● REQUIREMENT: Beginning at the line containing "Give me the" and continuing to the end of the records below, give each line again exactly as it stands, and only those lines.

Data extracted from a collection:
+---+

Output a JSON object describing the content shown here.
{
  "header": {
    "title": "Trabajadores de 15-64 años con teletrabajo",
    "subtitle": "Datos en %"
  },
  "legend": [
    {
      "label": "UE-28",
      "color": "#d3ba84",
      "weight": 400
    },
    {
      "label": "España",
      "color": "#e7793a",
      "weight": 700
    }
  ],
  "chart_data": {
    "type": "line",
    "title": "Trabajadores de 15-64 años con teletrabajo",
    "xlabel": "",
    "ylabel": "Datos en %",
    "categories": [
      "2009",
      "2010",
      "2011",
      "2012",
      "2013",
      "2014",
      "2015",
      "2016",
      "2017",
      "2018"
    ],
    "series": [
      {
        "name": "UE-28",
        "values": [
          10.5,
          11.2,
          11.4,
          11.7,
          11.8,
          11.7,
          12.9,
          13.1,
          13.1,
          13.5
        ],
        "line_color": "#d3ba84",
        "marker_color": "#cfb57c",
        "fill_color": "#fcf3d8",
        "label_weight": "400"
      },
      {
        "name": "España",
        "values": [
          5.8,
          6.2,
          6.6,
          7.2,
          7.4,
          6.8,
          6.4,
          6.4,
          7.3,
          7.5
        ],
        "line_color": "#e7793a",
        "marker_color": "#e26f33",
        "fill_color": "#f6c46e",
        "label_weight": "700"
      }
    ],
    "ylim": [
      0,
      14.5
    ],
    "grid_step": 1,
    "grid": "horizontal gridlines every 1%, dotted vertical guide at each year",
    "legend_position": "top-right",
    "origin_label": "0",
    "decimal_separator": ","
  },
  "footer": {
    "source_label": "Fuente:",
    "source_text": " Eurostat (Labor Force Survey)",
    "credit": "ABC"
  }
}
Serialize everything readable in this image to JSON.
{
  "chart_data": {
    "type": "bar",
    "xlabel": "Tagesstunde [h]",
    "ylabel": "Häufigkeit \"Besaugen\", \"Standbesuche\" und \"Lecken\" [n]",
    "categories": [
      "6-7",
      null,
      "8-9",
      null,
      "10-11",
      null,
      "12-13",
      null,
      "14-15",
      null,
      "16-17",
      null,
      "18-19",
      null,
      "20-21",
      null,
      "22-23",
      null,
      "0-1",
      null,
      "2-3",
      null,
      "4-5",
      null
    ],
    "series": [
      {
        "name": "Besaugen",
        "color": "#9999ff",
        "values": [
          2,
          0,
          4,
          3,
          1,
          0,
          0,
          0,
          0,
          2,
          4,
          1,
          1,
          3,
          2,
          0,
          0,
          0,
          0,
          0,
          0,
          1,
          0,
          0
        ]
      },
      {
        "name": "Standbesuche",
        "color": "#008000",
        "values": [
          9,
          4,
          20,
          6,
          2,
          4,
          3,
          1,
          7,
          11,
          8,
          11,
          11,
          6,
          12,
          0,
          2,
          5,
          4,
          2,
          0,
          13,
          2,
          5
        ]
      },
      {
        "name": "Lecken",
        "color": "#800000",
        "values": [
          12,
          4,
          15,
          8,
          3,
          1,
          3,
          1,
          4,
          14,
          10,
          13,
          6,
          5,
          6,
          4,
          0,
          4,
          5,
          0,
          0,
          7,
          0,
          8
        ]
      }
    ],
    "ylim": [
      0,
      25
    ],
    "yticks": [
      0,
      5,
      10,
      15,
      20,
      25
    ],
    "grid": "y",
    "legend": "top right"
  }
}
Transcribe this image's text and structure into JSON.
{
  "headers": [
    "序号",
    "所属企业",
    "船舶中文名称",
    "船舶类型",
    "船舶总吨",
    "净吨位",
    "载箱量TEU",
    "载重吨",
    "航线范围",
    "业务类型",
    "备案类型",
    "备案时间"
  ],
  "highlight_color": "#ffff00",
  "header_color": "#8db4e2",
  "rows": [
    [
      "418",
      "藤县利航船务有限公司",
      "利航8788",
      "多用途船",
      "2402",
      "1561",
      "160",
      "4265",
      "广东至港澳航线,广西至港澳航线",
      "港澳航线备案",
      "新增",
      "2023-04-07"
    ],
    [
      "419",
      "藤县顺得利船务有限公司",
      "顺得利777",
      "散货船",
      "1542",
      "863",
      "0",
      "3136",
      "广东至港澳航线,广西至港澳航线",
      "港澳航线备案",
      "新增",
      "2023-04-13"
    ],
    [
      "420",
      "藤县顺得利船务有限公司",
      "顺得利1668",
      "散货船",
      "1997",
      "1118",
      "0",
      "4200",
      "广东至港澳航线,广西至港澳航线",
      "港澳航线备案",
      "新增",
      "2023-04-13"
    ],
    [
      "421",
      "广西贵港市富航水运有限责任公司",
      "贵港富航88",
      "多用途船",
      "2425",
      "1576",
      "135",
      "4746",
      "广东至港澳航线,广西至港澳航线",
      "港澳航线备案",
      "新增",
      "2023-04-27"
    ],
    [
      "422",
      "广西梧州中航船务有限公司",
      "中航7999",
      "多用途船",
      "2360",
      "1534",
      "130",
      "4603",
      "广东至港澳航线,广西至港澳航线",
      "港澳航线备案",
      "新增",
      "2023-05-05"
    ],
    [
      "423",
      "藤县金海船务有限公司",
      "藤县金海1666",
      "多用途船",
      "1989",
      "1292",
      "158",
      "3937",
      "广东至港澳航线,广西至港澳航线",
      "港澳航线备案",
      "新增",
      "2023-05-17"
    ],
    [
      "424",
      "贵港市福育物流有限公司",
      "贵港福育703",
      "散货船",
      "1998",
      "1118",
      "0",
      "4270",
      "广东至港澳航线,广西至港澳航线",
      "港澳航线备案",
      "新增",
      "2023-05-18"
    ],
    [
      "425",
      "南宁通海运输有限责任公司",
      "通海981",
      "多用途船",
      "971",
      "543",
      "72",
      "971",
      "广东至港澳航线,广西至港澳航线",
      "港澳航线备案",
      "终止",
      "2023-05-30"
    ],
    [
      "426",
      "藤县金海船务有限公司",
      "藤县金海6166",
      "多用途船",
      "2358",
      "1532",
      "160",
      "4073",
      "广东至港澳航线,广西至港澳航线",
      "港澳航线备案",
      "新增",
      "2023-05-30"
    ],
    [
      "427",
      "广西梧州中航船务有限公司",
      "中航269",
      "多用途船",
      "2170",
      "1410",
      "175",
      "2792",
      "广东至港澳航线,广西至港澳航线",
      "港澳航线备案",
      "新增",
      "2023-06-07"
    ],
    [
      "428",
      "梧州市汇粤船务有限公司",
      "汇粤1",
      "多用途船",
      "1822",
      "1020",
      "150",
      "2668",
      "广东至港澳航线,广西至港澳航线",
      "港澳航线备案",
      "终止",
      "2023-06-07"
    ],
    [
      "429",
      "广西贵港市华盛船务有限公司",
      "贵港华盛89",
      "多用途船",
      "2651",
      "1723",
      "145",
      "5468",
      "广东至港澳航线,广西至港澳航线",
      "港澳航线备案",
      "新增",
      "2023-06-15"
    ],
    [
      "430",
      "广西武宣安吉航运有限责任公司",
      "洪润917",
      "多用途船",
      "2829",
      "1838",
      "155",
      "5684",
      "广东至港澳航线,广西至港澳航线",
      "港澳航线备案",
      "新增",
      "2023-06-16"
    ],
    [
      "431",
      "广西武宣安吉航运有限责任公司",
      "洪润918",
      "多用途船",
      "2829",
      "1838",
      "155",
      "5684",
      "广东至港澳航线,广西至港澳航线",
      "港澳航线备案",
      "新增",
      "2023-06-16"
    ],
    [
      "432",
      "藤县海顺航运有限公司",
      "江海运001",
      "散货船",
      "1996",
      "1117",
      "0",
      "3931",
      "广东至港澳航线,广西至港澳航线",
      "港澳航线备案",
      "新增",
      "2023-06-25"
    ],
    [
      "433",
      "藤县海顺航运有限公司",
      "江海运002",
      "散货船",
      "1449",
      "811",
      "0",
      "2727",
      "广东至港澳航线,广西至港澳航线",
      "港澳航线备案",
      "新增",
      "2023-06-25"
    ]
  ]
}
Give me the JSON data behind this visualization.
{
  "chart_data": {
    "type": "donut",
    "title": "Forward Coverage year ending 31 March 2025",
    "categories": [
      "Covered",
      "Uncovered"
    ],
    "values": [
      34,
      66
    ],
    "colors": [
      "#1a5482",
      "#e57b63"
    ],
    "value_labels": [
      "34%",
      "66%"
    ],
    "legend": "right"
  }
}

+---+

● RESPONSE TO THIS EXERCISE:
Give me the JSON data behind this visualization.
{
  "chart_data": {
    "type": "donut",
    "title": "Forward Coverage year ending 31 March 2025",
    "categories": [
      "Covered",
      "Uncovered"
    ],
    "values": [
      34,
      66
    ],
    "colors": [
      "#1a5482",
      "#e57b63"
    ],
    "value_labels": [
      "34%",
      "66%"
    ],
    "legend": "right"
  }
}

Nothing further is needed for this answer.